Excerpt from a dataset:

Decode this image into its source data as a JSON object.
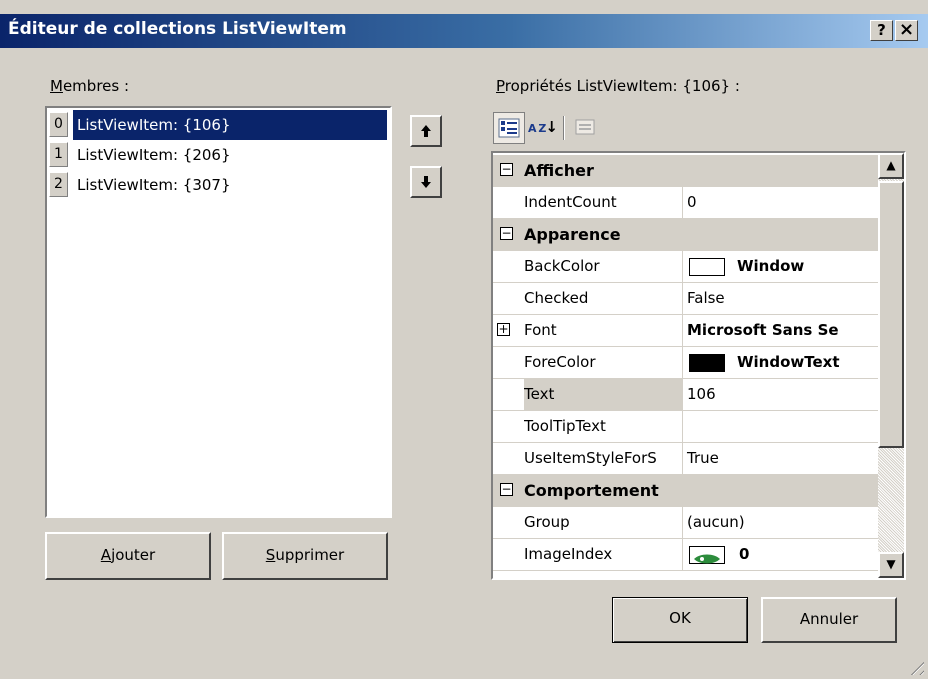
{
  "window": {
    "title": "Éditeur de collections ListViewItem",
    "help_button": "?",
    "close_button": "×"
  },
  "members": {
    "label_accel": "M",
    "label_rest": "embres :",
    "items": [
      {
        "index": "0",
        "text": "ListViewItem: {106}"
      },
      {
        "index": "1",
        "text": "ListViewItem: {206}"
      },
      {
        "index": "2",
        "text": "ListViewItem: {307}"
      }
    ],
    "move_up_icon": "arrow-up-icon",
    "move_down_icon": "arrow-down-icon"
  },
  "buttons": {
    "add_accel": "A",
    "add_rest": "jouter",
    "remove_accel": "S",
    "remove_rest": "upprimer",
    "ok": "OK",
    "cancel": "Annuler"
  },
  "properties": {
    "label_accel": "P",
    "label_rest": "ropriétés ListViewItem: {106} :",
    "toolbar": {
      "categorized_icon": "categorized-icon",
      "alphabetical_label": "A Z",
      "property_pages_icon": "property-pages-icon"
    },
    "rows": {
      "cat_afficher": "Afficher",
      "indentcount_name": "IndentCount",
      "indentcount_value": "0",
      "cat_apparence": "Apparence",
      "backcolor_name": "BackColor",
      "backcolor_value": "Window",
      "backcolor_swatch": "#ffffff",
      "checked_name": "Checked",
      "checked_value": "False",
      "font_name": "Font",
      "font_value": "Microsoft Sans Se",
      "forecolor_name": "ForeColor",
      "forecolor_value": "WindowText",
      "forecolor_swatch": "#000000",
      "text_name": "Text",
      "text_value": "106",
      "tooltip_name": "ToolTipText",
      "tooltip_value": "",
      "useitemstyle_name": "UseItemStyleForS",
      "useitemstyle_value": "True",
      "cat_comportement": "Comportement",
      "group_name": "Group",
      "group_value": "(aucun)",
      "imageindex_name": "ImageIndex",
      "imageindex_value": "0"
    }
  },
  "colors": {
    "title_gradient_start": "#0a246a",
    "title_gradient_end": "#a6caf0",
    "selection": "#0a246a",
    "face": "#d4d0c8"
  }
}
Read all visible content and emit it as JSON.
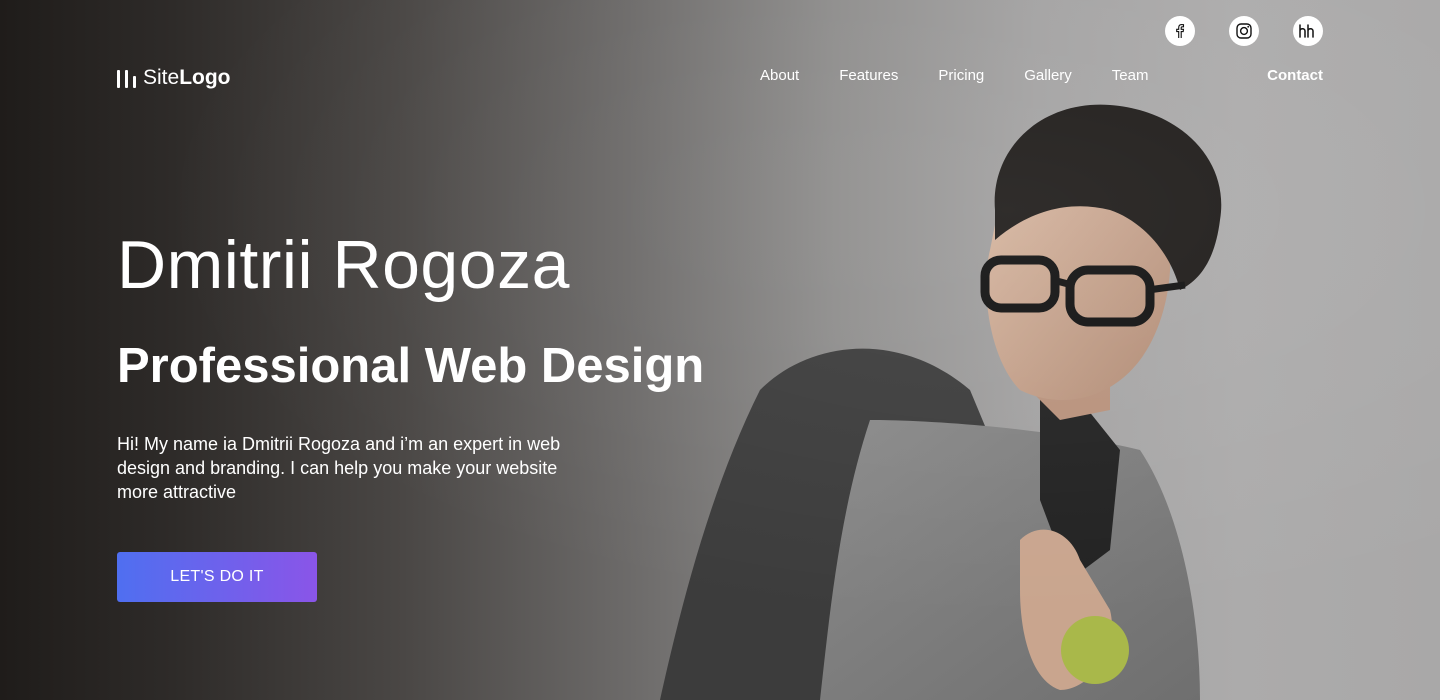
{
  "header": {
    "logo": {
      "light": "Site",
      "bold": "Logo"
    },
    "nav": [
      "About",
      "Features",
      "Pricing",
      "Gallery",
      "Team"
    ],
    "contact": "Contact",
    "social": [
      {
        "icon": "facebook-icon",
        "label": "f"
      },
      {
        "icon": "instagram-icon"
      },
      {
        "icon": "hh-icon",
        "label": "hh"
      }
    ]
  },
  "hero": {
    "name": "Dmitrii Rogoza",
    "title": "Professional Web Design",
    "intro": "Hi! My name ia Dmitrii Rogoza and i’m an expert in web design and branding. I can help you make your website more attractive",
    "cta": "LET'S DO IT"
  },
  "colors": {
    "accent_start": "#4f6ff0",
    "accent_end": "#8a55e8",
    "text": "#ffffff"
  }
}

---

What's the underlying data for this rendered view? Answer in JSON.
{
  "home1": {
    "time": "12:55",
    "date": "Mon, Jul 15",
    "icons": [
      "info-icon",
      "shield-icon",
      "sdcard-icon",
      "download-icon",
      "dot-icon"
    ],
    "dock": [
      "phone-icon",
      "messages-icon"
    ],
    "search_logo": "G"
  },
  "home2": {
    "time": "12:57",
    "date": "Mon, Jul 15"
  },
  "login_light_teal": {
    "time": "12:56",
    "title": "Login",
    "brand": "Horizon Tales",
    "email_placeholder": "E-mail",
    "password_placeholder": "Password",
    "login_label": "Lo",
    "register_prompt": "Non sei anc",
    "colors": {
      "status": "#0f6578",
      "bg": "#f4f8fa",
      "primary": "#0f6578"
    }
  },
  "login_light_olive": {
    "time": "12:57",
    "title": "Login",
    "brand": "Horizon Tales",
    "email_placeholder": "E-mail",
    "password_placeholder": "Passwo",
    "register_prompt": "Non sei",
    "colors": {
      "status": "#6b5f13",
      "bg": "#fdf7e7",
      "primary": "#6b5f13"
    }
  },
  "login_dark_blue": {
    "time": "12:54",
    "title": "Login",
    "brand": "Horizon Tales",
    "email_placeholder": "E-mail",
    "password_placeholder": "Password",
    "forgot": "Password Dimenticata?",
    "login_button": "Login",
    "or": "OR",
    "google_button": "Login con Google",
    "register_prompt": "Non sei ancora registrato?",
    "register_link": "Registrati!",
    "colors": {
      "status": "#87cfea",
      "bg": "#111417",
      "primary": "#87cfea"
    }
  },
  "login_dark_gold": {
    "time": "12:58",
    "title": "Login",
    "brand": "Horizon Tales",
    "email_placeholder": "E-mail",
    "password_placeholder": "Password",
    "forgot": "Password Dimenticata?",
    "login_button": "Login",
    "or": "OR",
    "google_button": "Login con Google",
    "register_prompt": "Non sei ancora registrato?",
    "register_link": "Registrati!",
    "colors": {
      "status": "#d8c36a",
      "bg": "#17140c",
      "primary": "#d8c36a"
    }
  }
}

...

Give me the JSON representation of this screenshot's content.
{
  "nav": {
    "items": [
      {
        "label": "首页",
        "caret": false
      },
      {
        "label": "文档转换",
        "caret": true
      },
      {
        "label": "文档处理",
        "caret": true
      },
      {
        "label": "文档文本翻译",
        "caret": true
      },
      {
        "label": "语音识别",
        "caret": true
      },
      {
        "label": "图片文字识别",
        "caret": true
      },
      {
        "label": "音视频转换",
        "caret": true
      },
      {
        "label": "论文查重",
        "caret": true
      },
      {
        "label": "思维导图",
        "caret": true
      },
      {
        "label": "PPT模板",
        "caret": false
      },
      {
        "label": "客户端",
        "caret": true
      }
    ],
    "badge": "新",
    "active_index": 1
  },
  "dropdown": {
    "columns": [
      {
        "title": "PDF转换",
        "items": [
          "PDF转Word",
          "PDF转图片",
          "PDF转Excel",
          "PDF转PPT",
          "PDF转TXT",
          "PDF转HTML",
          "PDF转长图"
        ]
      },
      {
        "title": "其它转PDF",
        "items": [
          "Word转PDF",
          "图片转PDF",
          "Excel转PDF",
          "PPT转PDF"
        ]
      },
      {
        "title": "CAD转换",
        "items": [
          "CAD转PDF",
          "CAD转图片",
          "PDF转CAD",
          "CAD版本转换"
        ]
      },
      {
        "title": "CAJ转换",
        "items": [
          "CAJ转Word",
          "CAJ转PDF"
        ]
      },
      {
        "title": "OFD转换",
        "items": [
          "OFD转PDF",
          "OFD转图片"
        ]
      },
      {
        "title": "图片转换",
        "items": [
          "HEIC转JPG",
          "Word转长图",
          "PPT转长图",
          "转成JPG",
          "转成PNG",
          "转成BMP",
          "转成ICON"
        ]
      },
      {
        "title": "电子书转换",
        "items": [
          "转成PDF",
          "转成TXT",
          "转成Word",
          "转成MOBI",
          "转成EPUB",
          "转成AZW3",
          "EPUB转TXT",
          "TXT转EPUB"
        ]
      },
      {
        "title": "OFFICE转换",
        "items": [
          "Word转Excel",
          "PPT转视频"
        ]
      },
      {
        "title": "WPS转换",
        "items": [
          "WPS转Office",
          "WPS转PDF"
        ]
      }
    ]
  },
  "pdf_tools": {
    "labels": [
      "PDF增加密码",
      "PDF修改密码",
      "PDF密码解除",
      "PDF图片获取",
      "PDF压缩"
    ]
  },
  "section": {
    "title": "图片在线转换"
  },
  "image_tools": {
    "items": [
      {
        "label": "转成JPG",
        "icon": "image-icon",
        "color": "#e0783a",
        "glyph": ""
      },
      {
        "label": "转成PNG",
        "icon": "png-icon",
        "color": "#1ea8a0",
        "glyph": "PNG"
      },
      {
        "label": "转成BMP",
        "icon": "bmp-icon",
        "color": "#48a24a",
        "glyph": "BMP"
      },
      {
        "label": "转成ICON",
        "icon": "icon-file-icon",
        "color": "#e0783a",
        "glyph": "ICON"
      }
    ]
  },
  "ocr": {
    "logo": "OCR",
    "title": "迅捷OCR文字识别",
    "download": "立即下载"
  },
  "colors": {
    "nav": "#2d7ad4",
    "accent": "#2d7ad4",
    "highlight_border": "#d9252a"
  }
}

▸ **Exercise**: Return from the data every line that holds "content".

▸ **Task solution**:
Read all visible content and emit it as JSON.
Give me the JSON representation of this screenshot's content.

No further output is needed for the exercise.